- **What this task involves**
For the data that follows, report how many lines contain the word "Thursday", and nothing else.

(Extracted data entries)
......

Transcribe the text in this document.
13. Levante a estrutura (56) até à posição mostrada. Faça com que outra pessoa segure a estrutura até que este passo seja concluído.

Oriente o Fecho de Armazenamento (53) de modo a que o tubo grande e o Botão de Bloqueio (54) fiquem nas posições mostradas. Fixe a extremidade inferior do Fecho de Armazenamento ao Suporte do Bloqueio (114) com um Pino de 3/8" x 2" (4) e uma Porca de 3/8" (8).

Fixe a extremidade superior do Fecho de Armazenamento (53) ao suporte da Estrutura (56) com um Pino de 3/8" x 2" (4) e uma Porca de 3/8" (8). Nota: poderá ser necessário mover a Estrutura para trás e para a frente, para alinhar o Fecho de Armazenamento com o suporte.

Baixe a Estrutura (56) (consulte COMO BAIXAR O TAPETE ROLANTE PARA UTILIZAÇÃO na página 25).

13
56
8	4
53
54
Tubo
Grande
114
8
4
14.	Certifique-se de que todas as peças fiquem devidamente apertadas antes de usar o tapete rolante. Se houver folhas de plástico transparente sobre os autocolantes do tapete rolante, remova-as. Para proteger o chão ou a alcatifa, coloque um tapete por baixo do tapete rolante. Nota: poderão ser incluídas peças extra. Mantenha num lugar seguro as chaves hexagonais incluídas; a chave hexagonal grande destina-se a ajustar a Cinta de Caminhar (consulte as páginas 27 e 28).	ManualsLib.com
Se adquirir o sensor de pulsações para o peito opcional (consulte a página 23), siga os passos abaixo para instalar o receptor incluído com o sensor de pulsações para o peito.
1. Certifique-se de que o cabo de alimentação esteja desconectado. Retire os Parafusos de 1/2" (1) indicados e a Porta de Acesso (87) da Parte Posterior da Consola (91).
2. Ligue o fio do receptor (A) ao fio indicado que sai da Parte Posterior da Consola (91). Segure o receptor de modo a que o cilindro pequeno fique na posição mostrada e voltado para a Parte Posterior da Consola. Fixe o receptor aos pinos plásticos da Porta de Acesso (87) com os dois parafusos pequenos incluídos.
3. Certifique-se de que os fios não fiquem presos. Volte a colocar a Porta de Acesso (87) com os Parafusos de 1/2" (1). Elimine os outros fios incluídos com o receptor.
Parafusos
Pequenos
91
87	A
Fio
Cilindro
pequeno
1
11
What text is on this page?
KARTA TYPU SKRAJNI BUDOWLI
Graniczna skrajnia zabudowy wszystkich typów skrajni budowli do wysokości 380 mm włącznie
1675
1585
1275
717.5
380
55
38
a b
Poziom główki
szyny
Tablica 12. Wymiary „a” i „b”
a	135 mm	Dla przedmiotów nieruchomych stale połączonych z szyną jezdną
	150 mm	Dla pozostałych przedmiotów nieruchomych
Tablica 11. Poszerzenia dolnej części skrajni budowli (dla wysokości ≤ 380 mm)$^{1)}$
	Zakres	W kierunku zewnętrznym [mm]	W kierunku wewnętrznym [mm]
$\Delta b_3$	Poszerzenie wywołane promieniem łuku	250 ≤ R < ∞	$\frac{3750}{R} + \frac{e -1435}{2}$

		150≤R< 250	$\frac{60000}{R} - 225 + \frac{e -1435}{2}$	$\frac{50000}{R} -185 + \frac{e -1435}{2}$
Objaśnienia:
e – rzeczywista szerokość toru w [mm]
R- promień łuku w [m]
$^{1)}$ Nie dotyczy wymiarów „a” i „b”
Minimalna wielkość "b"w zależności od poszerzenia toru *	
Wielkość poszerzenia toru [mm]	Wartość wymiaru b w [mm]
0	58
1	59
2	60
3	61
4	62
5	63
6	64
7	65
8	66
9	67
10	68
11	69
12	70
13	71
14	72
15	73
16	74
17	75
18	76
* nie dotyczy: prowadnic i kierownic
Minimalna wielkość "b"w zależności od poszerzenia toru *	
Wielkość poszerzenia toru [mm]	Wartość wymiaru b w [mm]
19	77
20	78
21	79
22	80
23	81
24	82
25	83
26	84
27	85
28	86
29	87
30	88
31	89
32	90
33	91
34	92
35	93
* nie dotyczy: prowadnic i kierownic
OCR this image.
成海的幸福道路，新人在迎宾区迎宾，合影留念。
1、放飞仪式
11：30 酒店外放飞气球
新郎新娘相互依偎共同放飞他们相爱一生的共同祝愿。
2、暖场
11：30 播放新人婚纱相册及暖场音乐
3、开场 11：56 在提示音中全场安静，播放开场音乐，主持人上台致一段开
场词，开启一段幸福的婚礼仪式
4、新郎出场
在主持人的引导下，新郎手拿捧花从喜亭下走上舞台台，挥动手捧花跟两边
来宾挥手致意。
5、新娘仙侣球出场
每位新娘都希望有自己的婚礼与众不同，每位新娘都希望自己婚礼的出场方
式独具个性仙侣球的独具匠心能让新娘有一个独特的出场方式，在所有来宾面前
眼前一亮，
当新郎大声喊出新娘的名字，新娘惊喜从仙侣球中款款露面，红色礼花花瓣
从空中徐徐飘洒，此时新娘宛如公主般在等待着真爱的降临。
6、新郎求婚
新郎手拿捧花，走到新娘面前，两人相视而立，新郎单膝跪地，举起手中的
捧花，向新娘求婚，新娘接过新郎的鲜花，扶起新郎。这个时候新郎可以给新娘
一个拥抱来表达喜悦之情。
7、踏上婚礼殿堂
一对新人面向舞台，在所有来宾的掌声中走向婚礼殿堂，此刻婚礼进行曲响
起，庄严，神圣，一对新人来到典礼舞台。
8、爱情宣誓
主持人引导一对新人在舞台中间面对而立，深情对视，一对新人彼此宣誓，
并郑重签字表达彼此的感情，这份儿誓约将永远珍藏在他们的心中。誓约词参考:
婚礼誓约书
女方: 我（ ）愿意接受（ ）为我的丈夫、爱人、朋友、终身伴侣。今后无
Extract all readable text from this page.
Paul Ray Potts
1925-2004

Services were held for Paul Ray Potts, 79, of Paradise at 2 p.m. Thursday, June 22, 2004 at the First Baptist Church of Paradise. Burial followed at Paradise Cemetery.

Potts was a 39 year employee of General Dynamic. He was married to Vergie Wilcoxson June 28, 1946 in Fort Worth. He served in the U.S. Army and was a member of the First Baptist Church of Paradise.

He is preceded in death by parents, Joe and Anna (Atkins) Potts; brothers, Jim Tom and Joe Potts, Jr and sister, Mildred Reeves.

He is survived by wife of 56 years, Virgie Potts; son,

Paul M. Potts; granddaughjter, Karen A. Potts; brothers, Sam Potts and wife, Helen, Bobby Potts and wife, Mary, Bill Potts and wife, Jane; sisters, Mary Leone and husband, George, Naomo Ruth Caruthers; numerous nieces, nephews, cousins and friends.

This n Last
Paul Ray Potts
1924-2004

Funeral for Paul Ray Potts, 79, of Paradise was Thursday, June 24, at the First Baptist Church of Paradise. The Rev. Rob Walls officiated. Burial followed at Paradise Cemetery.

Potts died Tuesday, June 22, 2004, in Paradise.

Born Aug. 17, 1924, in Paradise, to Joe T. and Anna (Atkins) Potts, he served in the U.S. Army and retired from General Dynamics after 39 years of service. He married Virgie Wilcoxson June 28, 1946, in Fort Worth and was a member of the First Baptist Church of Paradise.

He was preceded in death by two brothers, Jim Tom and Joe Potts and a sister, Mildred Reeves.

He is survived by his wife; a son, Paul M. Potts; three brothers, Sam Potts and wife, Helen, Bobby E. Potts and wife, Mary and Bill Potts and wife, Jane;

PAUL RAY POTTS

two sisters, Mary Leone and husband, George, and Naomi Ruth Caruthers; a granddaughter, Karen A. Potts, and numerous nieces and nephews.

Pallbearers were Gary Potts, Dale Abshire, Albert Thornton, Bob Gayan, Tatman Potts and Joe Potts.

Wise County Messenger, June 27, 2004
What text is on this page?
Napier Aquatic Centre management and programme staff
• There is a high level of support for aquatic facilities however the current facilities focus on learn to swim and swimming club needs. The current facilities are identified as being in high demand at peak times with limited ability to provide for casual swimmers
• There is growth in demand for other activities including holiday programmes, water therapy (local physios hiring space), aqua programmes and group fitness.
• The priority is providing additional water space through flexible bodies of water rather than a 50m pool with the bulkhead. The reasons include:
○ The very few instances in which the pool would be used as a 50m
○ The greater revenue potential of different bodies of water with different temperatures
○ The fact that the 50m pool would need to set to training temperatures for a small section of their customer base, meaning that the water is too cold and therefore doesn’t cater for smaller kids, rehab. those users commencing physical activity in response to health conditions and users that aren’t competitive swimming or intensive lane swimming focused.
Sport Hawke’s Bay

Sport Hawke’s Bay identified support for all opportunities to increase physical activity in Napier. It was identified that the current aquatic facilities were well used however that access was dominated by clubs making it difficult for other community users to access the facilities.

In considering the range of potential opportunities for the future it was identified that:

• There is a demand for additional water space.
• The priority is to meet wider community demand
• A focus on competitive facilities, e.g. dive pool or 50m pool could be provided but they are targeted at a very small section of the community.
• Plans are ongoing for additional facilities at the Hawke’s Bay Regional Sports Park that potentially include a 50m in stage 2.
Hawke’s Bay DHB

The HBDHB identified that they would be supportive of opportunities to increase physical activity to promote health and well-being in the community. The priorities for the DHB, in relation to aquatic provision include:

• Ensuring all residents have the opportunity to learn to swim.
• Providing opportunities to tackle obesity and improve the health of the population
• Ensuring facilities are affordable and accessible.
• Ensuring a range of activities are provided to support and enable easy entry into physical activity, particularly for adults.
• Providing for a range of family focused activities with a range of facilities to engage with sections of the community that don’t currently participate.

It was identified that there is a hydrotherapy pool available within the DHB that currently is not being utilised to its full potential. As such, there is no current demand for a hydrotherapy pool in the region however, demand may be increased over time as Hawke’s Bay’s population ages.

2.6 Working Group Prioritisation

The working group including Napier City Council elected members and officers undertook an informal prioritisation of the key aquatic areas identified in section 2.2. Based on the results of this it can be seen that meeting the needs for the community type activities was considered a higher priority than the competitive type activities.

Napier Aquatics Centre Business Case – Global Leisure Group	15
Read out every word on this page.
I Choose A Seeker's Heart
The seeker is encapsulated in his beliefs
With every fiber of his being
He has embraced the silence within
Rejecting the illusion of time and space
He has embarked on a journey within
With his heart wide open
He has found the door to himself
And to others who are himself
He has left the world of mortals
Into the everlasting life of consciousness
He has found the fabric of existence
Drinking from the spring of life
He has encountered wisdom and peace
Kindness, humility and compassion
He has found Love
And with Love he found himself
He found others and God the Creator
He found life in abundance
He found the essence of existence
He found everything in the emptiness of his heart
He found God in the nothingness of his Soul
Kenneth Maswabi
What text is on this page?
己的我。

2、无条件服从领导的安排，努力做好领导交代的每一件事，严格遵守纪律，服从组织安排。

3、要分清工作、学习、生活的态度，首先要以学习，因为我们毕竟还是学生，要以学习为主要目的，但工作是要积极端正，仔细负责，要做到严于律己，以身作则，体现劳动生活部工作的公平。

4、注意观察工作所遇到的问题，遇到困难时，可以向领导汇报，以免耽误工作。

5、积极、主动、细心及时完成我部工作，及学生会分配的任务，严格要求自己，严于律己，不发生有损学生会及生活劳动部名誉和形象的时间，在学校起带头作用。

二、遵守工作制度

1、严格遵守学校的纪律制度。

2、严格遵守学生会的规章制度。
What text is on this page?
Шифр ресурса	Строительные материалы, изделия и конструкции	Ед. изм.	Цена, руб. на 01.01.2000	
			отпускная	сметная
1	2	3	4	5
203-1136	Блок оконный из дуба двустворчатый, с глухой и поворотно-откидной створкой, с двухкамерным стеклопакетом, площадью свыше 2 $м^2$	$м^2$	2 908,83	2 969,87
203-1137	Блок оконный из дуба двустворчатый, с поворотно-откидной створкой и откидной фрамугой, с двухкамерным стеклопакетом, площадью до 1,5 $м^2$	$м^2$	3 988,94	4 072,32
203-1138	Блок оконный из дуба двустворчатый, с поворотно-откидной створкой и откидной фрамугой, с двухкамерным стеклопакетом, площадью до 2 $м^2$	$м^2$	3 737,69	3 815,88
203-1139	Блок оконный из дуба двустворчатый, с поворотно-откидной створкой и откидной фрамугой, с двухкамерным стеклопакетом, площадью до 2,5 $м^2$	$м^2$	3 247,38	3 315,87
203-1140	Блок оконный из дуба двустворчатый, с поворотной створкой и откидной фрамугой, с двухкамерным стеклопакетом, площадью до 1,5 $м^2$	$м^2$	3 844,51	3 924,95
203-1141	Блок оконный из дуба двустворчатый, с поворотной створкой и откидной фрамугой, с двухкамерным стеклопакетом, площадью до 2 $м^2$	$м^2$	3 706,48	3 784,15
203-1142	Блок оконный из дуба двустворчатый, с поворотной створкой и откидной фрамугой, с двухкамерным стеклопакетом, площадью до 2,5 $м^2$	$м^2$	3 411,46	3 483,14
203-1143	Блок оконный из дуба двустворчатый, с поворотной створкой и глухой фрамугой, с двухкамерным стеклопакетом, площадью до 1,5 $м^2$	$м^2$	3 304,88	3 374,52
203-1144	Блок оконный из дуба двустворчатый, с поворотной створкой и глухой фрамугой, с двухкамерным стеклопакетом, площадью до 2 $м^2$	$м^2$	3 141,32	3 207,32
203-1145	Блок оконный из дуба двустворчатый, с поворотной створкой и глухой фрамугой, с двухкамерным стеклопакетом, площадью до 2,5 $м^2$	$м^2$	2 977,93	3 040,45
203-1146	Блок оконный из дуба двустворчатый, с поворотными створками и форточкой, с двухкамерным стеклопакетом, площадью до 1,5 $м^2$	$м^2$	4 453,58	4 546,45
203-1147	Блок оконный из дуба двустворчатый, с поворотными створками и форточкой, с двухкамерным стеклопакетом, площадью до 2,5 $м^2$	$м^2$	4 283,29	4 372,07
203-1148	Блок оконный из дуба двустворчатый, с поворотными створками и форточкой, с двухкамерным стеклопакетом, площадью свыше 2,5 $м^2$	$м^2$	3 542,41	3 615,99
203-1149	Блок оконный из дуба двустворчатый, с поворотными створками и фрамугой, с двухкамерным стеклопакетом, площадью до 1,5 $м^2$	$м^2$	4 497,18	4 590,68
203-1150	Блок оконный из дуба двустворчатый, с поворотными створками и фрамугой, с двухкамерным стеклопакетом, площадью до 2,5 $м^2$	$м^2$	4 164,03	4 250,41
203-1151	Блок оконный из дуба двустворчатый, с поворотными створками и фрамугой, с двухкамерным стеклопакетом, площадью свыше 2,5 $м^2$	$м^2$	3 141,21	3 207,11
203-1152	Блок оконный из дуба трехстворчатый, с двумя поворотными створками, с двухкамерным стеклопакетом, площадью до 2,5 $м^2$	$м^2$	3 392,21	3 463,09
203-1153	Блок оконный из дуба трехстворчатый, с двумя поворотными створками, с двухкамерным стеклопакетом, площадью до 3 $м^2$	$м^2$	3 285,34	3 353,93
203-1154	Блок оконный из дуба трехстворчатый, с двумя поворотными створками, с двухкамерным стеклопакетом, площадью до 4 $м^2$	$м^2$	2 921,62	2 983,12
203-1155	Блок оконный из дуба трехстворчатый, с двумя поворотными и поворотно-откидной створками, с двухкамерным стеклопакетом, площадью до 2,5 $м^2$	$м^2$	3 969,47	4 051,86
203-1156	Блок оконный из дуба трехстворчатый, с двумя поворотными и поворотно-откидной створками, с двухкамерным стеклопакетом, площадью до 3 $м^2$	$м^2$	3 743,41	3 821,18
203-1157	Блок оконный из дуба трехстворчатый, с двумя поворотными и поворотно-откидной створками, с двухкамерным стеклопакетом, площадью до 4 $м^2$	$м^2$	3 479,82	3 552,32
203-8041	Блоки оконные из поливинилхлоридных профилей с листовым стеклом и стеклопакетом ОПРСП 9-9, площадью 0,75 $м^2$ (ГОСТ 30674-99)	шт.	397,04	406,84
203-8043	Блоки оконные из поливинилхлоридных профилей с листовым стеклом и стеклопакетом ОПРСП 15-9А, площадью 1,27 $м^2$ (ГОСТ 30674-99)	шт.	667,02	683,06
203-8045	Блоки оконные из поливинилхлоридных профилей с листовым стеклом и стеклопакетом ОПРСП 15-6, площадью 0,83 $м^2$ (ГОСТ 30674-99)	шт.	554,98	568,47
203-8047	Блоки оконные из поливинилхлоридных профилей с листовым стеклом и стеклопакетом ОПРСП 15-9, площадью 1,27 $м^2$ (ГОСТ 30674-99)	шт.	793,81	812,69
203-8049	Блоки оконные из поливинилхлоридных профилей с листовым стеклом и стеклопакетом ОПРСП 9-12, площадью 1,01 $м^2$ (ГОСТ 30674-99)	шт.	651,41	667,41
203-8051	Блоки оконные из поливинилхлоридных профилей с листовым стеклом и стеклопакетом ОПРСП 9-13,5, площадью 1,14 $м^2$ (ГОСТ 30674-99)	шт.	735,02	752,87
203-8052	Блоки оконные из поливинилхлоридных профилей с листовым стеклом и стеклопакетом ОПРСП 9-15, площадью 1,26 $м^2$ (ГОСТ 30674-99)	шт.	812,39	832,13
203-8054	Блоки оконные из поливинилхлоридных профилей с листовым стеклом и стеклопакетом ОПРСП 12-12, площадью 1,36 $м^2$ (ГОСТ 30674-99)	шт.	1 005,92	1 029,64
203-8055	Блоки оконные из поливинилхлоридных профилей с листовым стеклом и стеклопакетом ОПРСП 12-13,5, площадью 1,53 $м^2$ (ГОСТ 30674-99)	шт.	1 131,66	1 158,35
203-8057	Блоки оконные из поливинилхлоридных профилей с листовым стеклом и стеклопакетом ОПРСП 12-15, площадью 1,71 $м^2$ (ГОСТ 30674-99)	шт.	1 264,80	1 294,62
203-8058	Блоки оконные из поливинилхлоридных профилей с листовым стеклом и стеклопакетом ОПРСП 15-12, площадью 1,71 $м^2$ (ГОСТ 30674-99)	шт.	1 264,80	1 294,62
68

......

- **Task result**
2